-------- DATASET EXTRACT --------
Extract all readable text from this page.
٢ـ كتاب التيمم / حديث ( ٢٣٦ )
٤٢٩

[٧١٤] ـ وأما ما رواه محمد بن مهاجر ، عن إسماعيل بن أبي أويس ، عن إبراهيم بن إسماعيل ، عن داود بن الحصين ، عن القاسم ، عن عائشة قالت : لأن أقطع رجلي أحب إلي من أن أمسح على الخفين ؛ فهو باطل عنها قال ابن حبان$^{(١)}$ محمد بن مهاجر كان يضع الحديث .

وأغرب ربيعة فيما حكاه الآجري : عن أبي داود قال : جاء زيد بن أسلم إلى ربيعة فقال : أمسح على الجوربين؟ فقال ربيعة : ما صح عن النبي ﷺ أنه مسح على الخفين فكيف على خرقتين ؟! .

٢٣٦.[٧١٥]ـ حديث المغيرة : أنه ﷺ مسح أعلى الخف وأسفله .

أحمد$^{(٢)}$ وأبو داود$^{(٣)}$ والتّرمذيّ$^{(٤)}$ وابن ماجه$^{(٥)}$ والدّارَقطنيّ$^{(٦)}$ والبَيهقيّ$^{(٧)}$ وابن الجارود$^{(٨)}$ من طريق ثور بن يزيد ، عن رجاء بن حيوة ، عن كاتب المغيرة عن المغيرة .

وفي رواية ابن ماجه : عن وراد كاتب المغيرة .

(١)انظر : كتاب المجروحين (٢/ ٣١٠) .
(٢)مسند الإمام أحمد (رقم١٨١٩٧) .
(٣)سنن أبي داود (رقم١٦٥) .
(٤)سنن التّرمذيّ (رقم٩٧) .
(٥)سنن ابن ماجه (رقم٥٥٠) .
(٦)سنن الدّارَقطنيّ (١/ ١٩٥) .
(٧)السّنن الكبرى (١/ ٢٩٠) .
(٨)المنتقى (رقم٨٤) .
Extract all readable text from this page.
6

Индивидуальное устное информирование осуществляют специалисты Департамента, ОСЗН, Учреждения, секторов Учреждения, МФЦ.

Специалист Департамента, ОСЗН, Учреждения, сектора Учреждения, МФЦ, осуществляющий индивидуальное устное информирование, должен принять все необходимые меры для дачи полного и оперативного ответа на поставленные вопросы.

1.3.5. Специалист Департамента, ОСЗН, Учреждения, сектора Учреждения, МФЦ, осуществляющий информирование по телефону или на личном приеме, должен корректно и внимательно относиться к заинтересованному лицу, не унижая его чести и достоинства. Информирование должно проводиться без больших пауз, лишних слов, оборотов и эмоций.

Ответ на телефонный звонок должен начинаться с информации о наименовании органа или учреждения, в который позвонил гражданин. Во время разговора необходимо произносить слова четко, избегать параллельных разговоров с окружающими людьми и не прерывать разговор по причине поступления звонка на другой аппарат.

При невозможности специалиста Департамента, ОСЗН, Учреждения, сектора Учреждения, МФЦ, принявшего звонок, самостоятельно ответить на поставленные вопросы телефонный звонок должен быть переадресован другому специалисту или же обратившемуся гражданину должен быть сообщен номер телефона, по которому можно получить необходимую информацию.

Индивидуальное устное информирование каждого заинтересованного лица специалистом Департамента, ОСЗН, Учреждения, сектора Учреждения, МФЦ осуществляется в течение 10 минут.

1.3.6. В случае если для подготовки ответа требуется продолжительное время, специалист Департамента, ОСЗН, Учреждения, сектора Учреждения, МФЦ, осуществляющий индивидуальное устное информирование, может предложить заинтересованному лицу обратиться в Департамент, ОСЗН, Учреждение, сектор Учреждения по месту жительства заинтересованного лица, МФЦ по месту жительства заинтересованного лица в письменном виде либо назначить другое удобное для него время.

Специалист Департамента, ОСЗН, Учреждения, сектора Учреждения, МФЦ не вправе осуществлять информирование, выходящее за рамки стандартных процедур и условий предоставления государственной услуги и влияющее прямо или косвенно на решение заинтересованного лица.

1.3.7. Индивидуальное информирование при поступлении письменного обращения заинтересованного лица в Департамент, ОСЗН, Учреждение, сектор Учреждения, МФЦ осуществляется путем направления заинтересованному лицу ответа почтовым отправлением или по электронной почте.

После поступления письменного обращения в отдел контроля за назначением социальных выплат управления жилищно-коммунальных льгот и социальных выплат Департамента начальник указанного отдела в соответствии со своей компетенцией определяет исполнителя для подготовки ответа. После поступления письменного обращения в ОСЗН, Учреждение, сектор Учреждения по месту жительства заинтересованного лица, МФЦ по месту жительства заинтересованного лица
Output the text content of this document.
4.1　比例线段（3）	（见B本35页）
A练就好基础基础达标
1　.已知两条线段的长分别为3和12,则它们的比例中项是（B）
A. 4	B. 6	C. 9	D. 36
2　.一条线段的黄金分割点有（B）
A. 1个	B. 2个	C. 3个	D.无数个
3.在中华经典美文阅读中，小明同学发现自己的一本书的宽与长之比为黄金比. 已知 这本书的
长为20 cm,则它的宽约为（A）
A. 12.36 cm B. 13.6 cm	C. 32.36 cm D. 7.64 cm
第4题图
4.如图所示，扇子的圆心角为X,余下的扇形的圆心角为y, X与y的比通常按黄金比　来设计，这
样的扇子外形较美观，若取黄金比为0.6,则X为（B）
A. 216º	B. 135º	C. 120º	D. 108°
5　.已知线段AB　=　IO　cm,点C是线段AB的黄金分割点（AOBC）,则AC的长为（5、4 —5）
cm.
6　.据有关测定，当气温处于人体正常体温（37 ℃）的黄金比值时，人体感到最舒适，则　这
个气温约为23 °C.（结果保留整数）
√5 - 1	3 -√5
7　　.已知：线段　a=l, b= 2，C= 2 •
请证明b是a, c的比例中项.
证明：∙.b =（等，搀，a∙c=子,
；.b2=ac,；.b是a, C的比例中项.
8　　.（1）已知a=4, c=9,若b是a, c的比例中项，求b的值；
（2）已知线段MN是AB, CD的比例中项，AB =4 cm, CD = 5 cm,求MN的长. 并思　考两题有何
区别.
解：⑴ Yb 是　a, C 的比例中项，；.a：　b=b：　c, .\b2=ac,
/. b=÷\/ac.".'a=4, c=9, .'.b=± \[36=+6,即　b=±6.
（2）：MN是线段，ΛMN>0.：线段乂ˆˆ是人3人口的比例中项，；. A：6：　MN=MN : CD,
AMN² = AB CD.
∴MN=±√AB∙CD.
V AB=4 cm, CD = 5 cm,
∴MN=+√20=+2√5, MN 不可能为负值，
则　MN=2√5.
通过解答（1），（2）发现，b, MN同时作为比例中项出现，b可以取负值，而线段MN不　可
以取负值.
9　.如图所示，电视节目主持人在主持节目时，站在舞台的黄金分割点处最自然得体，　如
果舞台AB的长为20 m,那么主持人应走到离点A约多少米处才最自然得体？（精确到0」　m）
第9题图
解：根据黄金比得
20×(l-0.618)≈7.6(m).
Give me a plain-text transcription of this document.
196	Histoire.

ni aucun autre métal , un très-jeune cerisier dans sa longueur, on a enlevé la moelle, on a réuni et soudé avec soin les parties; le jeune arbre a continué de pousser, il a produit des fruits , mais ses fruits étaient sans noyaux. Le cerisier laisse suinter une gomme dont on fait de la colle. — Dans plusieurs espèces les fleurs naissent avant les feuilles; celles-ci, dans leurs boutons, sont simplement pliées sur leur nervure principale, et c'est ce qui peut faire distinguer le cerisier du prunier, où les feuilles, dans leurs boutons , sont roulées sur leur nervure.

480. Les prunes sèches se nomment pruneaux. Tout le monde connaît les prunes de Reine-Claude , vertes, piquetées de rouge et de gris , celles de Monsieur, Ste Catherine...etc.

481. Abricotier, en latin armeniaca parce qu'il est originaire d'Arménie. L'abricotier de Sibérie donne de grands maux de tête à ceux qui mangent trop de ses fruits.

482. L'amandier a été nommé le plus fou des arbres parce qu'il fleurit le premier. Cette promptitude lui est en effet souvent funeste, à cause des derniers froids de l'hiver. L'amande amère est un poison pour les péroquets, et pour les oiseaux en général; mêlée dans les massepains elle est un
--------
● DESCRIPTION OF THE TASK
Go through the material above and copy each line that has the word "лица".

● ANSWER
Индивидуальное устное информирование каждого заинтересованного лица специалистом Департамента, ОСЗН, Учреждения, сектора Учреждения, МФЦ осуществляется в течение 10 минут.
1.3.6. В случае если для подготовки ответа требуется продолжительное время, специалист Департамента, ОСЗН, Учреждения, сектора Учреждения, МФЦ, осуществляющий индивидуальное устное информирование, может предложить заинтересованному лицу обратиться в Департамент, ОСЗН, Учреждение, сектор Учреждения по месту жительства заинтересованного лица, МФЦ по месту жительства заинтересованного лица в письменном виде либо назначить другое удобное для него время.
Специалист Департамента, ОСЗН, Учреждения, сектора Учреждения, МФЦ не вправе осуществлять информирование, выходящее за рамки стандартных процедур и условий предоставления государственной услуги и влияющее прямо или косвенно на решение заинтересованного лица.
1.3.7. Индивидуальное информирование при поступлении письменного обращения заинтересованного лица в Департамент, ОСЗН, Учреждение, сектор Учреждения, МФЦ осуществляется путем направления заинтересованному лицу ответа почтовым отправлением или по электронной почте.
После поступления письменного обращения в отдел контроля за назначением социальных выплат управления жилищно-коммунальных льгот и социальных выплат Департамента начальник указанного отдела в соответствии со своей компетенцией определяет исполнителя для подготовки ответа. После поступления письменного обращения в ОСЗН, Учреждение, сектор Учреждения по месту жительства заинтересованного лица, МФЦ по месту жительства заинтересованного лица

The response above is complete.